What you have to do:
Return all the data below as it stands, minus the pictures.

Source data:
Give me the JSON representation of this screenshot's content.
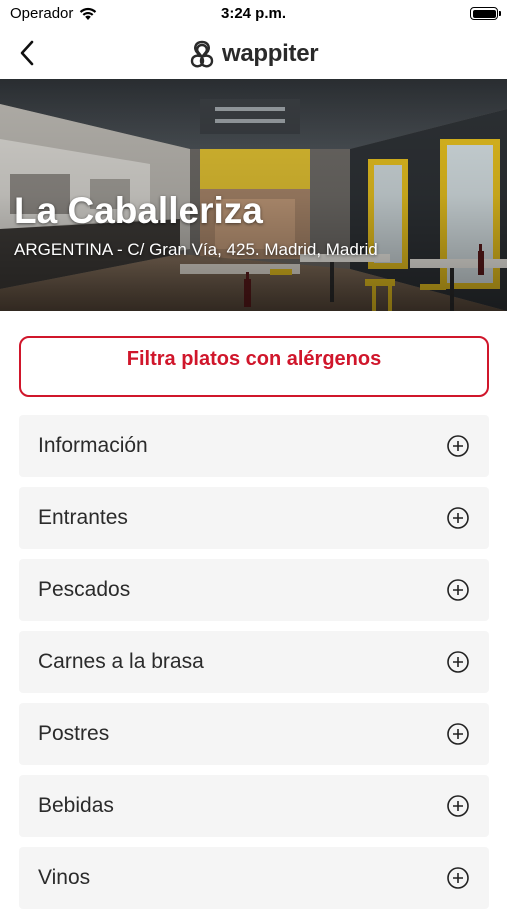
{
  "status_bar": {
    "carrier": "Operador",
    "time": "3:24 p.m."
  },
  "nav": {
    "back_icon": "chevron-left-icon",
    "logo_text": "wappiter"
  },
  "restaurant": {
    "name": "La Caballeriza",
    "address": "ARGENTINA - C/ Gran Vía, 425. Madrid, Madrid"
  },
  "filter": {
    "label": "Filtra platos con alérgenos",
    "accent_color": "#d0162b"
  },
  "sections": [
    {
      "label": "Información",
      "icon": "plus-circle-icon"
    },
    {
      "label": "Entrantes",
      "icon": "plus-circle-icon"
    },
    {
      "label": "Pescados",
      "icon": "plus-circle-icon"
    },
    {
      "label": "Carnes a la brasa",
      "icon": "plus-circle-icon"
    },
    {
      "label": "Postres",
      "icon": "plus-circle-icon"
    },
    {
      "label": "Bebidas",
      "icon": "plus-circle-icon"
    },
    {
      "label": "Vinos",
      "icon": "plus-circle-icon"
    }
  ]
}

The completed task:
Give me the JSON representation of this screenshot's content.
{
  "status_bar": {
    "carrier": "Operador",
    "time": "3:24 p.m."
  },
  "nav": {
    "back_icon": "chevron-left-icon",
    "logo_text": "wappiter"
  },
  "restaurant": {
    "name": "La Caballeriza",
    "address": "ARGENTINA - C/ Gran Vía, 425. Madrid, Madrid"
  },
  "filter": {
    "label": "Filtra platos con alérgenos",
    "accent_color": "#d0162b"
  },
  "sections": [
    {
      "label": "Información",
      "icon": "plus-circle-icon"
    },
    {
      "label": "Entrantes",
      "icon": "plus-circle-icon"
    },
    {
      "label": "Pescados",
      "icon": "plus-circle-icon"
    },
    {
      "label": "Carnes a la brasa",
      "icon": "plus-circle-icon"
    },
    {
      "label": "Postres",
      "icon": "plus-circle-icon"
    },
    {
      "label": "Bebidas",
      "icon": "plus-circle-icon"
    },
    {
      "label": "Vinos",
      "icon": "plus-circle-icon"
    }
  ]
}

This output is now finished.